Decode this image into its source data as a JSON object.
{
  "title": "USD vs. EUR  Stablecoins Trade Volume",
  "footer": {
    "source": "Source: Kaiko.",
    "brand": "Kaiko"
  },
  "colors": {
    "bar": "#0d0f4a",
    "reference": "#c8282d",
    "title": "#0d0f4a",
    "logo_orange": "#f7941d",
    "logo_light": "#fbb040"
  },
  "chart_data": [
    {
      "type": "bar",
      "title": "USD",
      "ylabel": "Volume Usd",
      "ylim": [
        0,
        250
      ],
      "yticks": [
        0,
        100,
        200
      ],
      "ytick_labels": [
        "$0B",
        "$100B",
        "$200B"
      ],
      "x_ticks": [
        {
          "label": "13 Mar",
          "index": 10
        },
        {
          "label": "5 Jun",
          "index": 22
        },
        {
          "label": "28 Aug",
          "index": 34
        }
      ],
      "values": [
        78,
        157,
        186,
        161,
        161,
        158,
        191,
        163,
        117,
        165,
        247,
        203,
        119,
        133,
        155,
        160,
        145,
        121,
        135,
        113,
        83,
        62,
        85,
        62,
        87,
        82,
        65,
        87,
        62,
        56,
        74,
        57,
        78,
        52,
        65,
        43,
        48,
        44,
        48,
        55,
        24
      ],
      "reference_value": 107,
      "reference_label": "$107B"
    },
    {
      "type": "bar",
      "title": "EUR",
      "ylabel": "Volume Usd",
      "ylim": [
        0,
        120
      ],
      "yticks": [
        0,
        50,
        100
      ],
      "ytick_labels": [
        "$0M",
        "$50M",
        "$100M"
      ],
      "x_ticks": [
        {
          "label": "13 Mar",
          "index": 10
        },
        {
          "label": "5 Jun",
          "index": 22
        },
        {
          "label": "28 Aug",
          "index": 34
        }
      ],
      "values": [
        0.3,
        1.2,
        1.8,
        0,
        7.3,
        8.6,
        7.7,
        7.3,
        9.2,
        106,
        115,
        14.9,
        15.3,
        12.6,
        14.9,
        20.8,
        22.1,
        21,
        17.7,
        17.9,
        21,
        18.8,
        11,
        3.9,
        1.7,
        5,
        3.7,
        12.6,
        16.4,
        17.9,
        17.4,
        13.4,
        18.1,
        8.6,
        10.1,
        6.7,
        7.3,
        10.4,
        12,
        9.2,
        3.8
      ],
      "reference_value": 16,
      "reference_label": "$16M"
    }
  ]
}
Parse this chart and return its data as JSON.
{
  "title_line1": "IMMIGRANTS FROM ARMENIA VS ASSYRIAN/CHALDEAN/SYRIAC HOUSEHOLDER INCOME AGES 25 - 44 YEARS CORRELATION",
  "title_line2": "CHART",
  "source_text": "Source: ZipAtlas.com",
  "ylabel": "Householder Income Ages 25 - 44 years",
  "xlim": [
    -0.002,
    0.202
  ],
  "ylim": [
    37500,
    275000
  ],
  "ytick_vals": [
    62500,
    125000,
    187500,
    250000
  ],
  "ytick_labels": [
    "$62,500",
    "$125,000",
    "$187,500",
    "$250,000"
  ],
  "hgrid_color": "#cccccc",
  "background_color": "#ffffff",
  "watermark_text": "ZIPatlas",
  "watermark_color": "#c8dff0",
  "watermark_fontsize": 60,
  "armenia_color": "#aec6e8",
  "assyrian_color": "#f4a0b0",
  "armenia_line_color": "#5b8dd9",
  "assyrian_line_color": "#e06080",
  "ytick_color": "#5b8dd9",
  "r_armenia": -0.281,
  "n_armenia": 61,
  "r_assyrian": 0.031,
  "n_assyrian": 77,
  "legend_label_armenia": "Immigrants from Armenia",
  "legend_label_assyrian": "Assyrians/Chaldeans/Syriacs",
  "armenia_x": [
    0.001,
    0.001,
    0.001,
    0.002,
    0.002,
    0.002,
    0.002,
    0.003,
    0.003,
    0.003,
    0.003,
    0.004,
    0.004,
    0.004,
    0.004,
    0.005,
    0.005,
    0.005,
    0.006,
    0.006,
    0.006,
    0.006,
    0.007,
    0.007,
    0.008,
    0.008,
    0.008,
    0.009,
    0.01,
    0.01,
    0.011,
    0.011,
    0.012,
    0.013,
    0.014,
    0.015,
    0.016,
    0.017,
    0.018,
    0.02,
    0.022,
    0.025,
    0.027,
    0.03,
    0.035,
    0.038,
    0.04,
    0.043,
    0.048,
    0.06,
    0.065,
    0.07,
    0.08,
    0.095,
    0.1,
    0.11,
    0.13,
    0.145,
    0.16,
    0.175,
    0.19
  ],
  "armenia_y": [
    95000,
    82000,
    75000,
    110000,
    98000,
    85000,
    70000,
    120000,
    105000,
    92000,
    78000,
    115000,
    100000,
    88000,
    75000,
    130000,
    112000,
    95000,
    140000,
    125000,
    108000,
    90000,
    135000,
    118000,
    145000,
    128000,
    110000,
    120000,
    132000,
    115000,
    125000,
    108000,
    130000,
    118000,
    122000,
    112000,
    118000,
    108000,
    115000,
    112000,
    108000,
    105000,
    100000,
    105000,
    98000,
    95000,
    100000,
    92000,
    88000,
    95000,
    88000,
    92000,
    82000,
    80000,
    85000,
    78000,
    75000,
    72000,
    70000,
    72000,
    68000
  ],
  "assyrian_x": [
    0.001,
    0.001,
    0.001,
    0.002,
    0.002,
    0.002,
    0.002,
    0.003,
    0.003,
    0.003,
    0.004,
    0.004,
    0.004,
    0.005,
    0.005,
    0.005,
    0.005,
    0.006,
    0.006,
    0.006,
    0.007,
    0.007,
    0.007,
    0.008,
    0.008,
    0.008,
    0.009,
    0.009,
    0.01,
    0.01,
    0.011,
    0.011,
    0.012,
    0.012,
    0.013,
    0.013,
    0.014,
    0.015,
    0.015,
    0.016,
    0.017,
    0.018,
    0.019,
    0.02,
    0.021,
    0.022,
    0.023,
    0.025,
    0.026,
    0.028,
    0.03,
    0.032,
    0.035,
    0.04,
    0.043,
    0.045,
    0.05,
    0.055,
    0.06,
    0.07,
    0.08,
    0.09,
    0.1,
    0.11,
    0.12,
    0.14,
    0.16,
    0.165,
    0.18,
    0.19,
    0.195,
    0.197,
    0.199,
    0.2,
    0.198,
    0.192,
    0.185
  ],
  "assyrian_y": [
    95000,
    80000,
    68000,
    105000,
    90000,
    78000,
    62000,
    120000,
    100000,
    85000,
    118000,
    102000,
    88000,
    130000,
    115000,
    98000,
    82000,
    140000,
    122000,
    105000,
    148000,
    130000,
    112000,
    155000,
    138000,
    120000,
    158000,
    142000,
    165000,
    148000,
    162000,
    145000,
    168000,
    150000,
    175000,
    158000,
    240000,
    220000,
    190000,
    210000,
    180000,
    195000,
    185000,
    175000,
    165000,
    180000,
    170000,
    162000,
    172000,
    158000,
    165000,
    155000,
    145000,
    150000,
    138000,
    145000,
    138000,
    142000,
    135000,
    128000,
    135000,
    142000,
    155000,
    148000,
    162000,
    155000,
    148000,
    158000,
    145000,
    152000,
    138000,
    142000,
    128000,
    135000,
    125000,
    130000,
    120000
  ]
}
= = =
__To be done__: Restate the data above word for word.

__Reply to the exercise__:
Decode this image into its source data as a JSON object.
{
  "title": "USD vs. EUR  Stablecoins Trade Volume",
  "footer": {
    "source": "Source: Kaiko.",
    "brand": "Kaiko"
  },
  "colors": {
    "bar": "#0d0f4a",
    "reference": "#c8282d",
    "title": "#0d0f4a",
    "logo_orange": "#f7941d",
    "logo_light": "#fbb040"
  },
  "chart_data": [
    {
      "type": "bar",
      "title": "USD",
      "ylabel": "Volume Usd",
      "ylim": [
        0,
        250
      ],
      "yticks": [
        0,
        100,
        200
      ],
      "ytick_labels": [
        "$0B",
        "$100B",
        "$200B"
      ],
      "x_ticks": [
        {
          "label": "13 Mar",
          "index": 10
        },
        {
          "label": "5 Jun",
          "index": 22
        },
        {
          "label": "28 Aug",
          "index": 34
        }
      ],
      "values": [
        78,
        157,
        186,
        161,
        161,
        158,
        191,
        163,
        117,
        165,
        247,
        203,
        119,
        133,
        155,
        160,
        145,
        121,
        135,
        113,
        83,
        62,
        85,
        62,
        87,
        82,
        65,
        87,
        62,
        56,
        74,
        57,
        78,
        52,
        65,
        43,
        48,
        44,
        48,
        55,
        24
      ],
      "reference_value": 107,
      "reference_label": "$107B"
    },
    {
      "type": "bar",
      "title": "EUR",
      "ylabel": "Volume Usd",
      "ylim": [
        0,
        120
      ],
      "yticks": [
        0,
        50,
        100
      ],
      "ytick_labels": [
        "$0M",
        "$50M",
        "$100M"
      ],
      "x_ticks": [
        {
          "label": "13 Mar",
          "index": 10
        },
        {
          "label": "5 Jun",
          "index": 22
        },
        {
          "label": "28 Aug",
          "index": 34
        }
      ],
      "values": [
        0.3,
        1.2,
        1.8,
        0,
        7.3,
        8.6,
        7.7,
        7.3,
        9.2,
        106,
        115,
        14.9,
        15.3,
        12.6,
        14.9,
        20.8,
        22.1,
        21,
        17.7,
        17.9,
        21,
        18.8,
        11,
        3.9,
        1.7,
        5,
        3.7,
        12.6,
        16.4,
        17.9,
        17.4,
        13.4,
        18.1,
        8.6,
        10.1,
        6.7,
        7.3,
        10.4,
        12,
        9.2,
        3.8
      ],
      "reference_value": 16,
      "reference_label": "$16M"
    }
  ]
}
Parse this chart and return its data as JSON.
{
  "title_line1": "IMMIGRANTS FROM ARMENIA VS ASSYRIAN/CHALDEAN/SYRIAC HOUSEHOLDER INCOME AGES 25 - 44 YEARS CORRELATION",
  "title_line2": "CHART",
  "source_text": "Source: ZipAtlas.com",
  "ylabel": "Householder Income Ages 25 - 44 years",
  "xlim": [
    -0.002,
    0.202
  ],
  "ylim": [
    37500,
    275000
  ],
  "ytick_vals": [
    62500,
    125000,
    187500,
    250000
  ],
  "ytick_labels": [
    "$62,500",
    "$125,000",
    "$187,500",
    "$250,000"
  ],
  "hgrid_color": "#cccccc",
  "background_color": "#ffffff",
  "watermark_text": "ZIPatlas",
  "watermark_color": "#c8dff0",
  "watermark_fontsize": 60,
  "armenia_color": "#aec6e8",
  "assyrian_color": "#f4a0b0",
  "armenia_line_color": "#5b8dd9",
  "assyrian_line_color": "#e06080",
  "ytick_color": "#5b8dd9",
  "r_armenia": -0.281,
  "n_armenia": 61,
  "r_assyrian": 0.031,
  "n_assyrian": 77,
  "legend_label_armenia": "Immigrants from Armenia",
  "legend_label_assyrian": "Assyrians/Chaldeans/Syriacs",
  "armenia_x": [
    0.001,
    0.001,
    0.001,
    0.002,
    0.002,
    0.002,
    0.002,
    0.003,
    0.003,
    0.003,
    0.003,
    0.004,
    0.004,
    0.004,
    0.004,
    0.005,
    0.005,
    0.005,
    0.006,
    0.006,
    0.006,
    0.006,
    0.007,
    0.007,
    0.008,
    0.008,
    0.008,
    0.009,
    0.01,
    0.01,
    0.011,
    0.011,
    0.012,
    0.013,
    0.014,
    0.015,
    0.016,
    0.017,
    0.018,
    0.02,
    0.022,
    0.025,
    0.027,
    0.03,
    0.035,
    0.038,
    0.04,
    0.043,
    0.048,
    0.06,
    0.065,
    0.07,
    0.08,
    0.095,
    0.1,
    0.11,
    0.13,
    0.145,
    0.16,
    0.175,
    0.19
  ],
  "armenia_y": [
    95000,
    82000,
    75000,
    110000,
    98000,
    85000,
    70000,
    120000,
    105000,
    92000,
    78000,
    115000,
    100000,
    88000,
    75000,
    130000,
    112000,
    95000,
    140000,
    125000,
    108000,
    90000,
    135000,
    118000,
    145000,
    128000,
    110000,
    120000,
    132000,
    115000,
    125000,
    108000,
    130000,
    118000,
    122000,
    112000,
    118000,
    108000,
    115000,
    112000,
    108000,
    105000,
    100000,
    105000,
    98000,
    95000,
    100000,
    92000,
    88000,
    95000,
    88000,
    92000,
    82000,
    80000,
    85000,
    78000,
    75000,
    72000,
    70000,
    72000,
    68000
  ],
  "assyrian_x": [
    0.001,
    0.001,
    0.001,
    0.002,
    0.002,
    0.002,
    0.002,
    0.003,
    0.003,
    0.003,
    0.004,
    0.004,
    0.004,
    0.005,
    0.005,
    0.005,
    0.005,
    0.006,
    0.006,
    0.006,
    0.007,
    0.007,
    0.007,
    0.008,
    0.008,
    0.008,
    0.009,
    0.009,
    0.01,
    0.01,
    0.011,
    0.011,
    0.012,
    0.012,
    0.013,
    0.013,
    0.014,
    0.015,
    0.015,
    0.016,
    0.017,
    0.018,
    0.019,
    0.02,
    0.021,
    0.022,
    0.023,
    0.025,
    0.026,
    0.028,
    0.03,
    0.032,
    0.035,
    0.04,
    0.043,
    0.045,
    0.05,
    0.055,
    0.06,
    0.07,
    0.08,
    0.09,
    0.1,
    0.11,
    0.12,
    0.14,
    0.16,
    0.165,
    0.18,
    0.19,
    0.195,
    0.197,
    0.199,
    0.2,
    0.198,
    0.192,
    0.185
  ],
  "assyrian_y": [
    95000,
    80000,
    68000,
    105000,
    90000,
    78000,
    62000,
    120000,
    100000,
    85000,
    118000,
    102000,
    88000,
    130000,
    115000,
    98000,
    82000,
    140000,
    122000,
    105000,
    148000,
    130000,
    112000,
    155000,
    138000,
    120000,
    158000,
    142000,
    165000,
    148000,
    162000,
    145000,
    168000,
    150000,
    175000,
    158000,
    240000,
    220000,
    190000,
    210000,
    180000,
    195000,
    185000,
    175000,
    165000,
    180000,
    170000,
    162000,
    172000,
    158000,
    165000,
    155000,
    145000,
    150000,
    138000,
    145000,
    138000,
    142000,
    135000,
    128000,
    135000,
    142000,
    155000,
    148000,
    162000,
    155000,
    148000,
    158000,
    145000,
    152000,
    138000,
    142000,
    128000,
    135000,
    125000,
    130000,
    120000
  ]
}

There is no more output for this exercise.